Extract every line where the string "صحافت" appears.

Supplied information:

-- -- --

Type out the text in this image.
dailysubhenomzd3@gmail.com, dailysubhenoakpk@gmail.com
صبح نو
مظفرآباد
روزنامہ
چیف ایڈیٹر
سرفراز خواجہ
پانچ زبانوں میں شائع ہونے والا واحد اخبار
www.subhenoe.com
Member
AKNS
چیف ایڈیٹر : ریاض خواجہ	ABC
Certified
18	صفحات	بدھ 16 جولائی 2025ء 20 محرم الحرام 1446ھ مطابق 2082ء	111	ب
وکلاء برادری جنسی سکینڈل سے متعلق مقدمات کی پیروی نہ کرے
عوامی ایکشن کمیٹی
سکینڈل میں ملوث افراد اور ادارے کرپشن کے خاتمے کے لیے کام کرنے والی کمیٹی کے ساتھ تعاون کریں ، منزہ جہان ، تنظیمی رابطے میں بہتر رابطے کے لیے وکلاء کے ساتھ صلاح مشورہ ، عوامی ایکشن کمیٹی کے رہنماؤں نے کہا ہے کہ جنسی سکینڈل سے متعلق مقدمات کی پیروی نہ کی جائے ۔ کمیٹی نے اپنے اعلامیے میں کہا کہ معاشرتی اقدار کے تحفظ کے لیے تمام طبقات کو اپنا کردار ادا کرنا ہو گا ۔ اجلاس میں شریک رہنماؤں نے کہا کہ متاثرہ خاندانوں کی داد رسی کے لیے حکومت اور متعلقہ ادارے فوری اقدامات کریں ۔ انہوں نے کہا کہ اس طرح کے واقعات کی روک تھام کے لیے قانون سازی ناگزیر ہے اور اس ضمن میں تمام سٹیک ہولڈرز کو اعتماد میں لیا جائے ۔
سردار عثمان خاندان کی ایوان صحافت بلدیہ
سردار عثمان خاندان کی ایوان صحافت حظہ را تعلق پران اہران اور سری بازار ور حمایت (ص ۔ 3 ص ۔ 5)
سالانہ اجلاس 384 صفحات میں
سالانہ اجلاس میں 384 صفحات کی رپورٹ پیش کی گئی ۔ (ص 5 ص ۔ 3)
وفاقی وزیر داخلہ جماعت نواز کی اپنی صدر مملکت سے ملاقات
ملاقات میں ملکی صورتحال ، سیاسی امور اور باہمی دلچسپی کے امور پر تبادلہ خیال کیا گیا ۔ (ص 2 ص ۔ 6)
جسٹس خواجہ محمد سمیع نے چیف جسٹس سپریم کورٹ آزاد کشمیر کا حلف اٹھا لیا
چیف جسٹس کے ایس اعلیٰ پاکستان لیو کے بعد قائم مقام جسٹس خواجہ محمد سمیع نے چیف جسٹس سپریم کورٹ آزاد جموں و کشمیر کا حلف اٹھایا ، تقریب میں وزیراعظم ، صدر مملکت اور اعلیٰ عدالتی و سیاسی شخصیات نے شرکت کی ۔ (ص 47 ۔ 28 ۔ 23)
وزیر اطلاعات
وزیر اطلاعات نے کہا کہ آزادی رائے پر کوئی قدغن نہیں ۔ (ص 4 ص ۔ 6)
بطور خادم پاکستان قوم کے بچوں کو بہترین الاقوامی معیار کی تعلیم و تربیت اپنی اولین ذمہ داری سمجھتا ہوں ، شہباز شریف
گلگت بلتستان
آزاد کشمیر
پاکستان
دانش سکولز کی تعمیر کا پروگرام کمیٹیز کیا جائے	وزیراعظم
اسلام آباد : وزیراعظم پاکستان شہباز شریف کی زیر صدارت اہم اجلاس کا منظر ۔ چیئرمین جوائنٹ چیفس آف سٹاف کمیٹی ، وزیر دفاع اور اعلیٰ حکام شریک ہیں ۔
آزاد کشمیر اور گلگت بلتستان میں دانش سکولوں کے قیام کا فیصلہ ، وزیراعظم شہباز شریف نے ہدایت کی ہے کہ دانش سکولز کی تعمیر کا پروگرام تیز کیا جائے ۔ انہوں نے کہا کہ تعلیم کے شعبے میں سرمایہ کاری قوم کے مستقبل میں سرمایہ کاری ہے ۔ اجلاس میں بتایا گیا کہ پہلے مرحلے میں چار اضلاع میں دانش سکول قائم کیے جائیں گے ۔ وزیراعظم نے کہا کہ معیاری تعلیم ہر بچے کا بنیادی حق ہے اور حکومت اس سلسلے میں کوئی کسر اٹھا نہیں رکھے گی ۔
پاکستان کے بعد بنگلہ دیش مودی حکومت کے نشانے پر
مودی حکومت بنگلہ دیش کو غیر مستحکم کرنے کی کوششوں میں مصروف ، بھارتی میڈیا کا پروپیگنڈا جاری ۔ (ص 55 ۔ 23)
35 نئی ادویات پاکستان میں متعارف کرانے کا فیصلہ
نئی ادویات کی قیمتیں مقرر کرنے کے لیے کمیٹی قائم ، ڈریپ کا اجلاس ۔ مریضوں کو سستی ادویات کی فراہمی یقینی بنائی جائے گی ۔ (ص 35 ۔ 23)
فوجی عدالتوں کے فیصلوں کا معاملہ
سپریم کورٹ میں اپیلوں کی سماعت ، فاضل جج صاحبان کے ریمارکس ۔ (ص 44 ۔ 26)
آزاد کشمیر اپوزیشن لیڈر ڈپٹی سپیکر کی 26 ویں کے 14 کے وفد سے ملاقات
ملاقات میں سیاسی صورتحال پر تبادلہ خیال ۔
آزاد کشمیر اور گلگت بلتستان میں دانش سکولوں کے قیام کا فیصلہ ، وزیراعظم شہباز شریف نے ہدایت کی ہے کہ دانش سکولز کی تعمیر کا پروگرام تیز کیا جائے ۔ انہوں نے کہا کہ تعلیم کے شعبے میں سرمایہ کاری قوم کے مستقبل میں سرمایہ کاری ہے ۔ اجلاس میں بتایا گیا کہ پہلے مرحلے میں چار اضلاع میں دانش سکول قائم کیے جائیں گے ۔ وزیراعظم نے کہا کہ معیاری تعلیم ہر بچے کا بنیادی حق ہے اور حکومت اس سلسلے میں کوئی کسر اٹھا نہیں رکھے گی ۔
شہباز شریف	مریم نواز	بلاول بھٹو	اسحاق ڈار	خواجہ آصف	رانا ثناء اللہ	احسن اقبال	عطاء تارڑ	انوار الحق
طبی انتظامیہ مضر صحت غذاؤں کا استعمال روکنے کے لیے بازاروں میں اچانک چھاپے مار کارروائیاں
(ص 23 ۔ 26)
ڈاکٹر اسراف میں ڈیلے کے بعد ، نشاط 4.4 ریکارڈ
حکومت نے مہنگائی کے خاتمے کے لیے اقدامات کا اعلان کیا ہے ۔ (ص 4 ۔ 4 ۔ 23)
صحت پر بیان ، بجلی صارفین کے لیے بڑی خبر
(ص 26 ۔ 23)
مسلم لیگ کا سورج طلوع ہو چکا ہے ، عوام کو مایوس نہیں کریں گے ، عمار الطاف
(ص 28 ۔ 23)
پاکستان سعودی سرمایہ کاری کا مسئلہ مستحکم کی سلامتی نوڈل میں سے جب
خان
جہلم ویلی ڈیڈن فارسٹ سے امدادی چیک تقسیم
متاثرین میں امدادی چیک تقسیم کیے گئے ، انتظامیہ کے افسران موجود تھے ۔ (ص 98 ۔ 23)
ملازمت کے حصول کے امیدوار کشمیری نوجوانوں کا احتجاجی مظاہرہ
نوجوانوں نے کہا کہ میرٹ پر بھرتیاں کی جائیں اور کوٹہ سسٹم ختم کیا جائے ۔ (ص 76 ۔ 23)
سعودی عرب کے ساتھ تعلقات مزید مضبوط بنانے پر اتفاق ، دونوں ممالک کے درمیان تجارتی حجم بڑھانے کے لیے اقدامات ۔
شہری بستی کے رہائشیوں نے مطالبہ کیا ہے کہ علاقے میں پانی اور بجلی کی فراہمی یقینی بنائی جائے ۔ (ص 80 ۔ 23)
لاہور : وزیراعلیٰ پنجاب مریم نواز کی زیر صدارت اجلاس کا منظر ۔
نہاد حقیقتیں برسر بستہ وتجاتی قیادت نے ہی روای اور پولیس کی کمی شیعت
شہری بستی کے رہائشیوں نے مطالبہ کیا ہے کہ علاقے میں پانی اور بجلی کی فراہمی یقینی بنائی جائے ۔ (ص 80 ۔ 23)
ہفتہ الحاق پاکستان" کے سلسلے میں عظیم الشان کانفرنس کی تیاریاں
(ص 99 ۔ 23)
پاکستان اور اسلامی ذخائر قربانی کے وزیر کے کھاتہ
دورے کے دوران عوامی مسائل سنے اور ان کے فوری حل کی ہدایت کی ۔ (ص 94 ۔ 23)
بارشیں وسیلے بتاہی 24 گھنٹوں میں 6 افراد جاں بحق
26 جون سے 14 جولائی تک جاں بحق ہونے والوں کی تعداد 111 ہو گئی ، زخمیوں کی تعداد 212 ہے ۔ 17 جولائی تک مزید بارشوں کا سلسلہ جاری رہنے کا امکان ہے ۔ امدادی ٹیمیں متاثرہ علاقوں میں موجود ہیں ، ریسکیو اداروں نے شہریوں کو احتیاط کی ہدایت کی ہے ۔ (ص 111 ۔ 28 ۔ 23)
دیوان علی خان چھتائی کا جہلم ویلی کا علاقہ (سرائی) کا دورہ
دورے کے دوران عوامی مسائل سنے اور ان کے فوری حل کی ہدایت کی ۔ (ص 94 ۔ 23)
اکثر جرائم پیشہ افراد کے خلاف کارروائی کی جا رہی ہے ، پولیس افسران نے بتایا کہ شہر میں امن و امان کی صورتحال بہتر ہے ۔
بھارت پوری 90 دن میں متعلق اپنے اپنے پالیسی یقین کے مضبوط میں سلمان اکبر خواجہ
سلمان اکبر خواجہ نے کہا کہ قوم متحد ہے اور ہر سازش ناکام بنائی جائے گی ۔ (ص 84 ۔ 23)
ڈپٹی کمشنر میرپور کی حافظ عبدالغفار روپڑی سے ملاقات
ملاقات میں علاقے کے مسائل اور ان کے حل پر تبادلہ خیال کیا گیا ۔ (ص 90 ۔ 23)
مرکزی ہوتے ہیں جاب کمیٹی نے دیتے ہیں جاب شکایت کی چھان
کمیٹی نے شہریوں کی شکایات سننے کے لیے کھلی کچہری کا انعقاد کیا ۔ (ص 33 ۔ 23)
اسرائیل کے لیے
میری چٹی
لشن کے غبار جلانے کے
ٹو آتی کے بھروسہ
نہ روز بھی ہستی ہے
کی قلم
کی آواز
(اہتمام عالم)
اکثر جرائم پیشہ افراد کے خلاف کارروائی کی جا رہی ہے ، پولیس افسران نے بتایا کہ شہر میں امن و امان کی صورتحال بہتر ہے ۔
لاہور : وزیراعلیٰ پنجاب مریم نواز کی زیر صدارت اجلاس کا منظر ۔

-- -- --

Response to the task:
سردار عثمان خاندان کی ایوان صحافت بلدیہ
سردار عثمان خاندان کی ایوان صحافت حظہ را تعلق پران اہران اور سری بازار ور حمایت (ص ۔ 3 ص ۔ 5)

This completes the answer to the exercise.